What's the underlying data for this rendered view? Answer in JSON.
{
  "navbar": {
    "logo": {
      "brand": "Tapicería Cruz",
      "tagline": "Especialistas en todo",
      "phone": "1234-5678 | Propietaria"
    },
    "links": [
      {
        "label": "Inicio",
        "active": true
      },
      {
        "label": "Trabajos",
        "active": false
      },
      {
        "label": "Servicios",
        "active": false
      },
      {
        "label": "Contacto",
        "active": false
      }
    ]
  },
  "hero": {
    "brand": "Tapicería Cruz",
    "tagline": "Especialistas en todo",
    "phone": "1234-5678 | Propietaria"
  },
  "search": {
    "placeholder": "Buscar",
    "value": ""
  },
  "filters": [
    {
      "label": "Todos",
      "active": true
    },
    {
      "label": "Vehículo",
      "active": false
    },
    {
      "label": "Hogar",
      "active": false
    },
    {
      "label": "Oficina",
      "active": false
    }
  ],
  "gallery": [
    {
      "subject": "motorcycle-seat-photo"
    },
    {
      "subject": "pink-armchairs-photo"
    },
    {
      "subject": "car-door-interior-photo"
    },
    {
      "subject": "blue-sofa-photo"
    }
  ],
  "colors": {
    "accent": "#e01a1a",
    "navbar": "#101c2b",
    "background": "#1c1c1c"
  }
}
● ● ● ● ●
**Given request:** Extract the full listing and reproduce each line exactly.

**The result:**
What's the underlying data for this rendered view? Answer in JSON.
{
  "navbar": {
    "logo": {
      "brand": "Tapicería Cruz",
      "tagline": "Especialistas en todo",
      "phone": "1234-5678 | Propietaria"
    },
    "links": [
      {
        "label": "Inicio",
        "active": true
      },
      {
        "label": "Trabajos",
        "active": false
      },
      {
        "label": "Servicios",
        "active": false
      },
      {
        "label": "Contacto",
        "active": false
      }
    ]
  },
  "hero": {
    "brand": "Tapicería Cruz",
    "tagline": "Especialistas en todo",
    "phone": "1234-5678 | Propietaria"
  },
  "search": {
    "placeholder": "Buscar",
    "value": ""
  },
  "filters": [
    {
      "label": "Todos",
      "active": true
    },
    {
      "label": "Vehículo",
      "active": false
    },
    {
      "label": "Hogar",
      "active": false
    },
    {
      "label": "Oficina",
      "active": false
    }
  ],
  "gallery": [
    {
      "subject": "motorcycle-seat-photo"
    },
    {
      "subject": "pink-armchairs-photo"
    },
    {
      "subject": "car-door-interior-photo"
    },
    {
      "subject": "blue-sofa-photo"
    }
  ],
  "colors": {
    "accent": "#e01a1a",
    "navbar": "#101c2b",
    "background": "#1c1c1c"
  }
}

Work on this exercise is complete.